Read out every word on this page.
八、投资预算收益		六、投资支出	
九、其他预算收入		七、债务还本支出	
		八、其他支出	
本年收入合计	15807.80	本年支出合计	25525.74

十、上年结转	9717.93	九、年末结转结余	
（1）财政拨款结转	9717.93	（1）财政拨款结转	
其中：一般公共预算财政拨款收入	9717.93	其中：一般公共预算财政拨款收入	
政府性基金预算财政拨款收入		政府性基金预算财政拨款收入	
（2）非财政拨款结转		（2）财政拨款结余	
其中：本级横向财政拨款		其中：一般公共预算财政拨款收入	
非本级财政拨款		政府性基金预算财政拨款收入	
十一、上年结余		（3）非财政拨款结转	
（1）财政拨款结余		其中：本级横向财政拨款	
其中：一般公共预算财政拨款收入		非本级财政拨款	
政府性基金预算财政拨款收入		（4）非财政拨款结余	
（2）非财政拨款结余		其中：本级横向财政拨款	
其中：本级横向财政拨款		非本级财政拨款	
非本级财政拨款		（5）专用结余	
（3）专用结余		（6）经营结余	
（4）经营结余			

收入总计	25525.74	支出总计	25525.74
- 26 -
════════
#### [Exercise directions]
From the listing above, reproduce all the lines exactly.

#### [Exercise output]
Read out every word on this page.
八、投资预算收益		六、投资支出	
九、其他预算收入		七、债务还本支出	
		八、其他支出	
本年收入合计	15807.80	本年支出合计	25525.74

十、上年结转	9717.93	九、年末结转结余	
（1）财政拨款结转	9717.93	（1）财政拨款结转	
其中：一般公共预算财政拨款收入	9717.93	其中：一般公共预算财政拨款收入	
政府性基金预算财政拨款收入		政府性基金预算财政拨款收入	
（2）非财政拨款结转		（2）财政拨款结余	
其中：本级横向财政拨款		其中：一般公共预算财政拨款收入	
非本级财政拨款		政府性基金预算财政拨款收入	
十一、上年结余		（3）非财政拨款结转	
（1）财政拨款结余		其中：本级横向财政拨款	
其中：一般公共预算财政拨款收入		非本级财政拨款	
政府性基金预算财政拨款收入		（4）非财政拨款结余	
（2）非财政拨款结余		其中：本级横向财政拨款	
其中：本级横向财政拨款		非本级财政拨款	
非本级财政拨款		（5）专用结余	
（3）专用结余		（6）经营结余	
（4）经营结余			

收入总计	25525.74	支出总计	25525.74
- 26 -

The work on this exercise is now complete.